- **TASK GOAL**
Type out the complete listing below word for word, without its pictures.
============
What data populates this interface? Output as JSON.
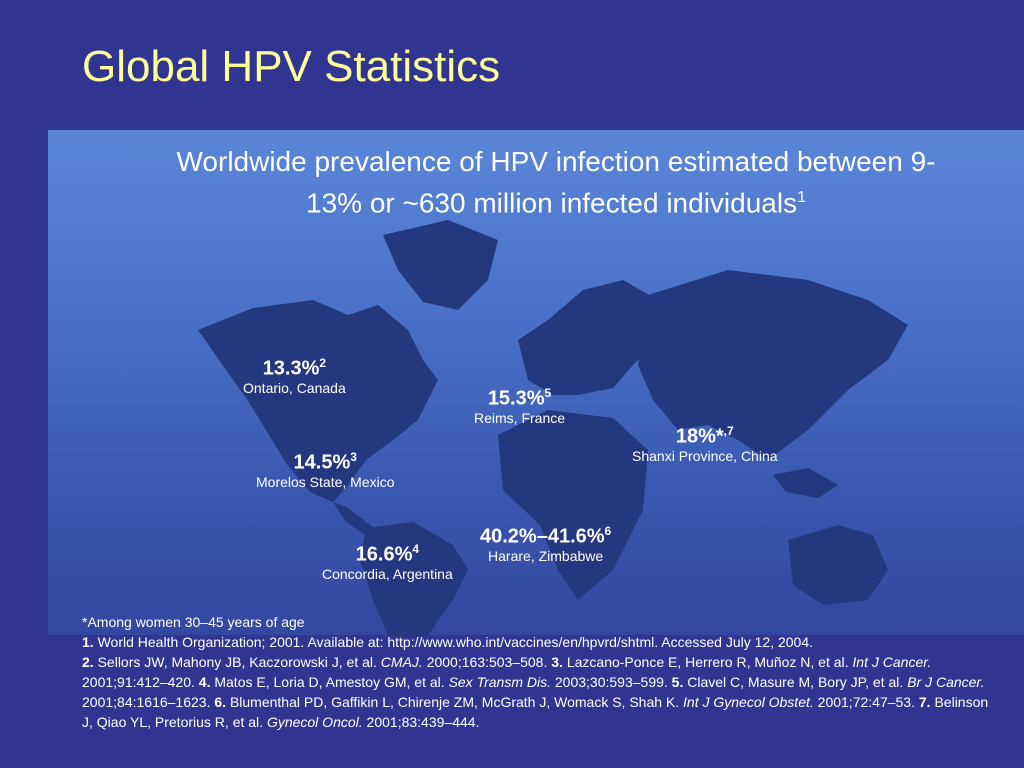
{
  "slide": {
    "title": "Global HPV Statistics",
    "headline_line1": "Worldwide prevalence of HPV infection estimated between 9-",
    "headline_line2": "13% or ~630 million infected individuals",
    "headline_sup": "1"
  },
  "stats": [
    {
      "value": "13.3%",
      "sup": "2",
      "location": "Ontario, Canada"
    },
    {
      "value": "14.5%",
      "sup": "3",
      "location": "Morelos State, Mexico"
    },
    {
      "value": "16.6%",
      "sup": "4",
      "location": "Concordia, Argentina"
    },
    {
      "value": "15.3%",
      "sup": "5",
      "location": "Reims, France"
    },
    {
      "value": "40.2%–41.6%",
      "sup": "6",
      "location": "Harare, Zimbabwe"
    },
    {
      "value": "18%*",
      "sup": ",7",
      "location": "Shanxi Province, China"
    }
  ],
  "notes": {
    "footnote": "*Among women 30–45 years of age",
    "refs": [
      {
        "num": "1.",
        "text": "World Health Organization; 2001. Available at: http://www.who.int/vaccines/en/hpvrd/shtml. Accessed July 12, 2004."
      },
      {
        "num": "2.",
        "pre": "Sellors JW, Mahony JB, Kaczorowski J, et al.",
        "journal": "CMAJ.",
        "post": "2000;163:503–508."
      },
      {
        "num": "3.",
        "pre": "Lazcano-Ponce E, Herrero R, Muñoz N, et al.",
        "journal": "Int J Cancer.",
        "post": "2001;91:412–420."
      },
      {
        "num": "4.",
        "pre": "Matos E, Loria D, Amestoy GM, et al.",
        "journal": "Sex Transm Dis.",
        "post": "2003;30:593–599."
      },
      {
        "num": "5.",
        "pre": "Clavel C, Masure M, Bory JP, et al.",
        "journal": "Br J Cancer.",
        "post": "2001;84:1616–1623."
      },
      {
        "num": "6.",
        "pre": "Blumenthal PD, Gaffikin L, Chirenje ZM, McGrath J, Womack S, Shah K.",
        "journal": "Int J Gynecol Obstet.",
        "post": "2001;72:47–53."
      },
      {
        "num": "7.",
        "pre": "Belinson J, Qiao YL, Pretorius R, et al.",
        "journal": "Gynecol Oncol.",
        "post": "2001;83:439–444."
      }
    ]
  },
  "colors": {
    "background": "#2f3590",
    "title": "#ffff99",
    "land": "#23387e"
  }
}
============
- **SOLUTION TO THIS TASK**
What data populates this interface? Output as JSON.
{
  "slide": {
    "title": "Global HPV Statistics",
    "headline_line1": "Worldwide prevalence of HPV infection estimated between 9-",
    "headline_line2": "13% or ~630 million infected individuals",
    "headline_sup": "1"
  },
  "stats": [
    {
      "value": "13.3%",
      "sup": "2",
      "location": "Ontario, Canada"
    },
    {
      "value": "14.5%",
      "sup": "3",
      "location": "Morelos State, Mexico"
    },
    {
      "value": "16.6%",
      "sup": "4",
      "location": "Concordia, Argentina"
    },
    {
      "value": "15.3%",
      "sup": "5",
      "location": "Reims, France"
    },
    {
      "value": "40.2%–41.6%",
      "sup": "6",
      "location": "Harare, Zimbabwe"
    },
    {
      "value": "18%*",
      "sup": ",7",
      "location": "Shanxi Province, China"
    }
  ],
  "notes": {
    "footnote": "*Among women 30–45 years of age",
    "refs": [
      {
        "num": "1.",
        "text": "World Health Organization; 2001. Available at: http://www.who.int/vaccines/en/hpvrd/shtml. Accessed July 12, 2004."
      },
      {
        "num": "2.",
        "pre": "Sellors JW, Mahony JB, Kaczorowski J, et al.",
        "journal": "CMAJ.",
        "post": "2000;163:503–508."
      },
      {
        "num": "3.",
        "pre": "Lazcano-Ponce E, Herrero R, Muñoz N, et al.",
        "journal": "Int J Cancer.",
        "post": "2001;91:412–420."
      },
      {
        "num": "4.",
        "pre": "Matos E, Loria D, Amestoy GM, et al.",
        "journal": "Sex Transm Dis.",
        "post": "2003;30:593–599."
      },
      {
        "num": "5.",
        "pre": "Clavel C, Masure M, Bory JP, et al.",
        "journal": "Br J Cancer.",
        "post": "2001;84:1616–1623."
      },
      {
        "num": "6.",
        "pre": "Blumenthal PD, Gaffikin L, Chirenje ZM, McGrath J, Womack S, Shah K.",
        "journal": "Int J Gynecol Obstet.",
        "post": "2001;72:47–53."
      },
      {
        "num": "7.",
        "pre": "Belinson J, Qiao YL, Pretorius R, et al.",
        "journal": "Gynecol Oncol.",
        "post": "2001;83:439–444."
      }
    ]
  },
  "colors": {
    "background": "#2f3590",
    "title": "#ffff99",
    "land": "#23387e"
  }
}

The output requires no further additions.